Sort through the entries below and pull out lines containing the word "time".
——————
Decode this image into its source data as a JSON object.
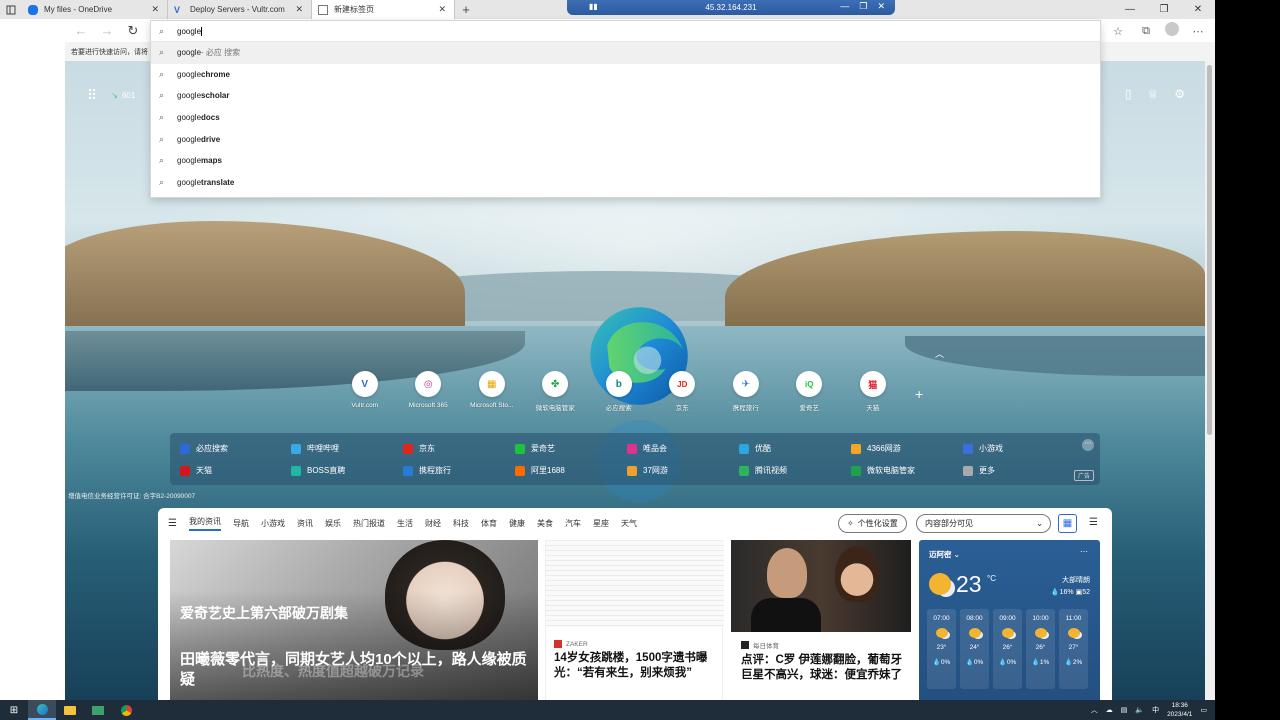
{
  "tabs": [
    {
      "title": "My files - OneDrive",
      "active": false
    },
    {
      "title": "Deploy Servers - Vultr.com",
      "active": false
    },
    {
      "title": "新建标签页",
      "active": true
    }
  ],
  "rdp": {
    "ip": "45.32.164.231"
  },
  "infobar": {
    "text": "若要进行快速访问，请将"
  },
  "omnibox": {
    "query": "google",
    "suggestions": [
      {
        "prefix": "google",
        "bold": "",
        "hint": " - 必应 搜索",
        "highlighted": true
      },
      {
        "prefix": "google ",
        "bold": "chrome",
        "hint": ""
      },
      {
        "prefix": "google ",
        "bold": "scholar",
        "hint": ""
      },
      {
        "prefix": "google ",
        "bold": "docs",
        "hint": ""
      },
      {
        "prefix": "google ",
        "bold": "drive",
        "hint": ""
      },
      {
        "prefix": "google ",
        "bold": "maps",
        "hint": ""
      },
      {
        "prefix": "google ",
        "bold": "translate",
        "hint": ""
      }
    ]
  },
  "ntp": {
    "weather_mini": "601",
    "quick_links": [
      {
        "label": "Vultr.com",
        "glyph": "V",
        "color": "#2b6ad9"
      },
      {
        "label": "Microsoft 365",
        "glyph": "◎",
        "color": "#c2378d"
      },
      {
        "label": "Microsoft Sto...",
        "glyph": "▦",
        "color": "#e6a700"
      },
      {
        "label": "微软电脑管家",
        "glyph": "✤",
        "color": "#1fa34a"
      },
      {
        "label": "必应搜索",
        "glyph": "b",
        "color": "#0d8b7c"
      },
      {
        "label": "京东",
        "glyph": "JD",
        "color": "#e1251b"
      },
      {
        "label": "携程旅行",
        "glyph": "✈",
        "color": "#2a7bd8"
      },
      {
        "label": "爱奇艺",
        "glyph": "iQ",
        "color": "#1ec33c"
      },
      {
        "label": "天猫",
        "glyph": "猫",
        "color": "#d6131e"
      }
    ],
    "links": [
      {
        "label": "必应搜索",
        "color": "#2b6ad9"
      },
      {
        "label": "哔哩哔哩",
        "color": "#3aa7e8"
      },
      {
        "label": "京东",
        "color": "#e1251b"
      },
      {
        "label": "爱奇艺",
        "color": "#1ec33c"
      },
      {
        "label": "唯品会",
        "color": "#e2338c"
      },
      {
        "label": "优酷",
        "color": "#2aa7e0"
      },
      {
        "label": "4366网游",
        "color": "#f5a623"
      },
      {
        "label": "小游戏",
        "color": "#3b6fe0"
      },
      {
        "label": "天猫",
        "color": "#d6131e"
      },
      {
        "label": "BOSS直聘",
        "color": "#1fb8a5"
      },
      {
        "label": "携程旅行",
        "color": "#2a7bd8"
      },
      {
        "label": "阿里1688",
        "color": "#ff6a00"
      },
      {
        "label": "37网游",
        "color": "#f0a030"
      },
      {
        "label": "腾讯视频",
        "color": "#2fb45a"
      },
      {
        "label": "微软电脑管家",
        "color": "#1fa34a"
      },
      {
        "label": "更多",
        "color": "#aaaaaa"
      }
    ],
    "ad_label": "广告",
    "icp": "增值电信业务经营许可证: 合字B2-20090007"
  },
  "feed": {
    "nav": [
      "我的资讯",
      "导航",
      "小游戏",
      "资讯",
      "娱乐",
      "热门报道",
      "生活",
      "财经",
      "科技",
      "体育",
      "健康",
      "美食",
      "汽车",
      "星座",
      "天气"
    ],
    "personalize": "个性化设置",
    "visibility": "内容部分可见",
    "hero": {
      "subtitle": "爱奇艺史上第六部破万剧集",
      "title": "田曦薇零代言，同期女艺人均10个以上，路人缘被质疑",
      "overlay": "比热度、热度值超越破万记录"
    },
    "doc": {
      "source": "ZAKER",
      "title": "14岁女孩跳楼，1500字遗书曝光：“若有来生，别来烦我”"
    },
    "sport": {
      "source": "每日体育",
      "title": "点评：C罗 伊莲娜翻脸，葡萄牙巨星不高兴，球迷：便宜乔妹了"
    },
    "weather": {
      "city": "迈阿密",
      "temp": "23",
      "unit": "°C",
      "condition": "大部晴朗",
      "humidity": "16%",
      "aqi": "52",
      "hours": [
        {
          "time": "07:00",
          "temp": "23°",
          "precip": "0%"
        },
        {
          "time": "08:00",
          "temp": "24°",
          "precip": "0%"
        },
        {
          "time": "09:00",
          "temp": "26°",
          "precip": "0%"
        },
        {
          "time": "10:00",
          "temp": "26°",
          "precip": "1%"
        },
        {
          "time": "11:00",
          "temp": "27°",
          "precip": "2%"
        }
      ]
    }
  },
  "taskbar": {
    "time": "18:36",
    "date": "2023/4/1",
    "ime": "中"
  }
}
——————
Written solution:
          "time": "07:00",
          "time": "08:00",
          "time": "09:00",
          "time": "10:00",
          "time": "11:00",
    "time": "18:36",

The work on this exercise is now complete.